WHAT YOU ARE ASKED TO DO
Select every line containing the word "title" from the material, and copy those lines.

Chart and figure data
◇ ◇ ◇ ◇ ◇ ◇ ◇

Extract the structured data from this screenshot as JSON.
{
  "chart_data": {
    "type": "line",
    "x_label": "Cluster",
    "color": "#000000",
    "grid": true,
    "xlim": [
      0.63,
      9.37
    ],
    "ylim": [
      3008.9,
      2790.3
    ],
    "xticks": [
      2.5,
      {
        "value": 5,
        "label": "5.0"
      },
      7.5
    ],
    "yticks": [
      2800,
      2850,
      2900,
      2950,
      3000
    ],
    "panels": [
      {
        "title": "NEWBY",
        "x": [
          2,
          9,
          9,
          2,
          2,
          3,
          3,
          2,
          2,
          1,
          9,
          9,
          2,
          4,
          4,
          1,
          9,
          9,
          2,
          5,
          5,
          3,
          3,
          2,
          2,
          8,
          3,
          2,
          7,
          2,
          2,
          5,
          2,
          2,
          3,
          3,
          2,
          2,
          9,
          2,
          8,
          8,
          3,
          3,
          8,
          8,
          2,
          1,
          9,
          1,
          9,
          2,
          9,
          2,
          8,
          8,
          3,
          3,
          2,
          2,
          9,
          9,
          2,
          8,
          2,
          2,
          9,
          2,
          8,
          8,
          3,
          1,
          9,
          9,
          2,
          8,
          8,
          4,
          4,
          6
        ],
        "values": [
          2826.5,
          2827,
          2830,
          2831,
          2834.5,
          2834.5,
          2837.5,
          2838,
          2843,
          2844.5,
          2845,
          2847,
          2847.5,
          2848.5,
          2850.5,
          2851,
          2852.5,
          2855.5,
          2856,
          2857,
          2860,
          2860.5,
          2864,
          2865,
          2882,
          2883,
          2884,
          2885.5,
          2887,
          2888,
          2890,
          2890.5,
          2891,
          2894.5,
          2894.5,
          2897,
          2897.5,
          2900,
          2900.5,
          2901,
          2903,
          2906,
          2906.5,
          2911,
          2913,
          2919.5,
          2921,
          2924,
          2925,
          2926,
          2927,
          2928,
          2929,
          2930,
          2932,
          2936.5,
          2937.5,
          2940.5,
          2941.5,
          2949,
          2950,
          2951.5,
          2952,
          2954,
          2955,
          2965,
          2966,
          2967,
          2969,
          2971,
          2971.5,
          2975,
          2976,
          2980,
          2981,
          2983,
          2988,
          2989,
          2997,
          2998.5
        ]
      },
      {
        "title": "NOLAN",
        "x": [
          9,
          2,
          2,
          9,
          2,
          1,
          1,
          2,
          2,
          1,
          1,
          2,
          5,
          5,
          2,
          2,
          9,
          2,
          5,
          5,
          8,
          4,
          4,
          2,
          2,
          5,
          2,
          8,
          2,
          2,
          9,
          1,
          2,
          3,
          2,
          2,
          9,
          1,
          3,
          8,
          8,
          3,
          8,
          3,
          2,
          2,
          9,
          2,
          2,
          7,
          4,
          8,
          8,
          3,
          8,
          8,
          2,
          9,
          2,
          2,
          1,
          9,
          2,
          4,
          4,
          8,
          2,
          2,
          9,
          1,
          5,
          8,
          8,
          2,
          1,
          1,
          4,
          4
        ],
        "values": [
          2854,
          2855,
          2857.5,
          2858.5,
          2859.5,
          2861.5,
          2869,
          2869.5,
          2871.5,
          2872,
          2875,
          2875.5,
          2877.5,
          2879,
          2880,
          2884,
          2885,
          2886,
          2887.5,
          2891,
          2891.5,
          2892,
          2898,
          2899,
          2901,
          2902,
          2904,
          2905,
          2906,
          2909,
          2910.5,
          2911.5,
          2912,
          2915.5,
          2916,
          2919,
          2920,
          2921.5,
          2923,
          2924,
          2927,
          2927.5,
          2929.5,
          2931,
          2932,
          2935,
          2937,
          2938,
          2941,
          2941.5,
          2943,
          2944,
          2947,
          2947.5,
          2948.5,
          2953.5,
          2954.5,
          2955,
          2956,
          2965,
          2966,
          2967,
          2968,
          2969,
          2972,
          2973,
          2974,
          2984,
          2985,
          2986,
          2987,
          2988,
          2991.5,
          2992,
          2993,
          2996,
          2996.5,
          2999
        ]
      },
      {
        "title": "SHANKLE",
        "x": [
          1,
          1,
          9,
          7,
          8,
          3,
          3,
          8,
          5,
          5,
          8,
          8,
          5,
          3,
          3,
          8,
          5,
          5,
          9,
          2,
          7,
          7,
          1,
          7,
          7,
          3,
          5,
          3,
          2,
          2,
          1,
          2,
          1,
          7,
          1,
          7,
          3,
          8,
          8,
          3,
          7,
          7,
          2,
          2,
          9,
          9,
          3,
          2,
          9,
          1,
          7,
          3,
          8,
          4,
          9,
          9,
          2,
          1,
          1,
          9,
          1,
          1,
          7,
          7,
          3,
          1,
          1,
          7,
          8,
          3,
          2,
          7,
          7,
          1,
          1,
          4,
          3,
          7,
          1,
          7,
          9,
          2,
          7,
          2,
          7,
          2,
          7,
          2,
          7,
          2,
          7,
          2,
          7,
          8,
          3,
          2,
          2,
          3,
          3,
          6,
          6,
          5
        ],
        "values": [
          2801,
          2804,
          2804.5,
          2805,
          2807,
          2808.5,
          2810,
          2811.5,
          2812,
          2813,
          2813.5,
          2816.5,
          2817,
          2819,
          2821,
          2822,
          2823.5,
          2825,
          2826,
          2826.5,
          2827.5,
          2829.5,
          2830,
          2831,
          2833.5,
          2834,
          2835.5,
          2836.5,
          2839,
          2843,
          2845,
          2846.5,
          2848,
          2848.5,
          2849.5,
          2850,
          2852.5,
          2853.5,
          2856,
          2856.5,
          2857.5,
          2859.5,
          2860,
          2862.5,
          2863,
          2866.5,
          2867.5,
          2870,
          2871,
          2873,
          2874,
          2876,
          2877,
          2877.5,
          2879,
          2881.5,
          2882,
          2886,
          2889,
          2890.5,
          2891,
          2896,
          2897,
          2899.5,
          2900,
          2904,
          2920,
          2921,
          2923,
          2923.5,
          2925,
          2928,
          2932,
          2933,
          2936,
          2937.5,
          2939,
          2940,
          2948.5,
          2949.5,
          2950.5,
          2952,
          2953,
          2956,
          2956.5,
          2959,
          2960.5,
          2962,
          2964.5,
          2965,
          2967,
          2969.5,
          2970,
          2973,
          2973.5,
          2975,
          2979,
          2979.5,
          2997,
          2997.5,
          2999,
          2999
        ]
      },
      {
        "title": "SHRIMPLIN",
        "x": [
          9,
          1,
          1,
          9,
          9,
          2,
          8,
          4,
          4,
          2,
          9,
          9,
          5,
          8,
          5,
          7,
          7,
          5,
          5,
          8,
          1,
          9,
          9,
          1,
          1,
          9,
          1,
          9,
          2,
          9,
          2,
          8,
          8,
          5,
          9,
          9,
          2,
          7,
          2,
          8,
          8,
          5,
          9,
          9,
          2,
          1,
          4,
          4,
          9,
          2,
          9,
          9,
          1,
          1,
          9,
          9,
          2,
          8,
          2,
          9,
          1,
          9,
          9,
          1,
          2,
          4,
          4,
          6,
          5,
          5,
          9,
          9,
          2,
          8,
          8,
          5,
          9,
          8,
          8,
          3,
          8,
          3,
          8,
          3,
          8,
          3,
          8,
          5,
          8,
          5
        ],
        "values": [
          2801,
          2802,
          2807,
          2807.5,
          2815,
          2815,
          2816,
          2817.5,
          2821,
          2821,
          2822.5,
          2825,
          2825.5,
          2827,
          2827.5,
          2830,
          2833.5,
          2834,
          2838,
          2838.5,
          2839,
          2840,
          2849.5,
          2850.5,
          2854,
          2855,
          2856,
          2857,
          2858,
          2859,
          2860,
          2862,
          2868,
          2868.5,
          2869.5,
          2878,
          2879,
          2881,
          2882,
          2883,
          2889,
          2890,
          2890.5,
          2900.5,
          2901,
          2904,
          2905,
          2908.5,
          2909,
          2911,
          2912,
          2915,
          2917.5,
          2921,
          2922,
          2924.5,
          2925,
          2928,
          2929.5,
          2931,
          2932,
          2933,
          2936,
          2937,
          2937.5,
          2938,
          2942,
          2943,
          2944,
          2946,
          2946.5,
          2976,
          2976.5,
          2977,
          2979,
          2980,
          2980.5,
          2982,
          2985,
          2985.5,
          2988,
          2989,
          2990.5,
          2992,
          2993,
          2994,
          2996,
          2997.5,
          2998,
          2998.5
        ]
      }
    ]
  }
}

◇ ◇ ◇ ◇ ◇ ◇ ◇

FULL RESPONSE
        "title": "NEWBY",
        "title": "NOLAN",
        "title": "SHANKLE",
        "title": "SHRIMPLIN",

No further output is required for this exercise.